▸ Task to complete
Transcribe the passage below, the two queries on Tom Thumb's House at Gonerby and Mr. Payne Collier's monovolume Shakspeare, word for word and with the same punctuation.

▸ Provided passage
-- -- --

Tom Thumb's House at Gonerby, Lincolnshire.—On the south-west side of the tower of the church of Great Gonerby, Lincolnshire, is a curious cornice representing a house with a door in the centre, an oriel window, &c., which is popularly called "Tom Thumb's Castle." I have a small engraving of it ("W.T. del. 1820, R.R. sculpt."): and a pencil states that on the same tower are other "curious carvings."

I would ask, therefore, Why carved? From what event or occasion? For whom? Why called "Tom Thumb's House?" And what are the other curious carvings?

G. Creed.

Mr. Payne Collier's Monovolume Shakspeare.—I should be extremely obliged to Mr. Collier, if he would kindly give me a public reply to the following question.

The express terms of the publication of his monovolune edition of Shakspeare, as advertised, were—

"The text regulated by the old copies, and by the recently discovered folio of 1632."

These terms manifestly exclude corrections from any other source than those of collation of the old copies, and the MS. corrections of the folio of 1632.

-- -- --

▸ Data shown
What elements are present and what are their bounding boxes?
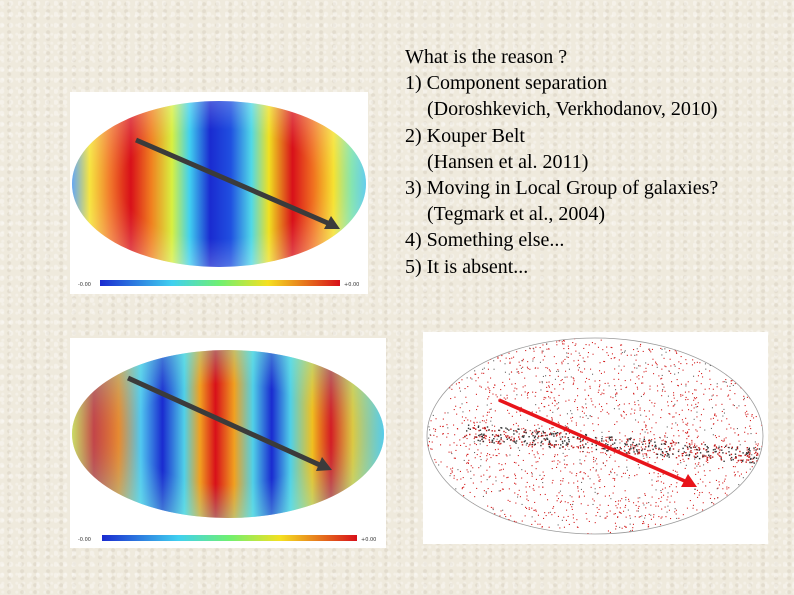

-- -- --

▸ Answer
Tom Thumb's House at Gonerby, Lincolnshire.—On the south-west side of the tower of the church of Great Gonerby, Lincolnshire, is a curious cornice representing a house with a door in the centre, an oriel window, &c., which is popularly called "Tom Thumb's Castle." I have a small engraving of it ("W.T. del. 1820, R.R. sculpt."): and a pencil states that on the same tower are other "curious carvings."

I would ask, therefore, Why carved? From what event or occasion? For whom? Why called "Tom Thumb's House?" And what are the other curious carvings?

G. Creed.

Mr. Payne Collier's Monovolume Shakspeare.—I should be extremely obliged to Mr. Collier, if he would kindly give me a public reply to the following question.

The express terms of the publication of his monovolune edition of Shakspeare, as advertised, were—

"The text regulated by the old copies, and by the recently discovered folio of 1632."

These terms manifestly exclude corrections from any other source than those of collation of the old copies, and the MS. corrections of the folio of 1632.